* Extracted information:

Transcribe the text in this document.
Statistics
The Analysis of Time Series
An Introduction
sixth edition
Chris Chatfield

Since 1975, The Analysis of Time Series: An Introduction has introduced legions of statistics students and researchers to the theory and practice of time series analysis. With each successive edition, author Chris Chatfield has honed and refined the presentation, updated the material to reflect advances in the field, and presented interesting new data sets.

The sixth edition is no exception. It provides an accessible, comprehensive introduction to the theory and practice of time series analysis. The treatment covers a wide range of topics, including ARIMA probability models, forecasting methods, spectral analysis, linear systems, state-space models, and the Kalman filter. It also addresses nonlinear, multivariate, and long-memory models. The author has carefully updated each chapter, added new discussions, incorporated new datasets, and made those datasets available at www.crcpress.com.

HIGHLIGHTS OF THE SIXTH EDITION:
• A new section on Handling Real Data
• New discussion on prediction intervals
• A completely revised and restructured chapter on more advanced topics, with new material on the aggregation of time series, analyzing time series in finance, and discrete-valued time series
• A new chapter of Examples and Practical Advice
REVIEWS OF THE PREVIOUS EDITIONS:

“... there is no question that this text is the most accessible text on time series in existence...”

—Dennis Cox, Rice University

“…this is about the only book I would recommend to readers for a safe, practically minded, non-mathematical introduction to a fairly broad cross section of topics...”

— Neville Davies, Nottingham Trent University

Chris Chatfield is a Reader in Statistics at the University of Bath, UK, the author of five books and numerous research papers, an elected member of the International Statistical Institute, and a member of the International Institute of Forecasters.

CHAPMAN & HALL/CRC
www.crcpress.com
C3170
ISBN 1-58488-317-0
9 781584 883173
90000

* To be done:
Tally up the lines in the records containing the word "section", then give the count and nothing else.

* Task result:
2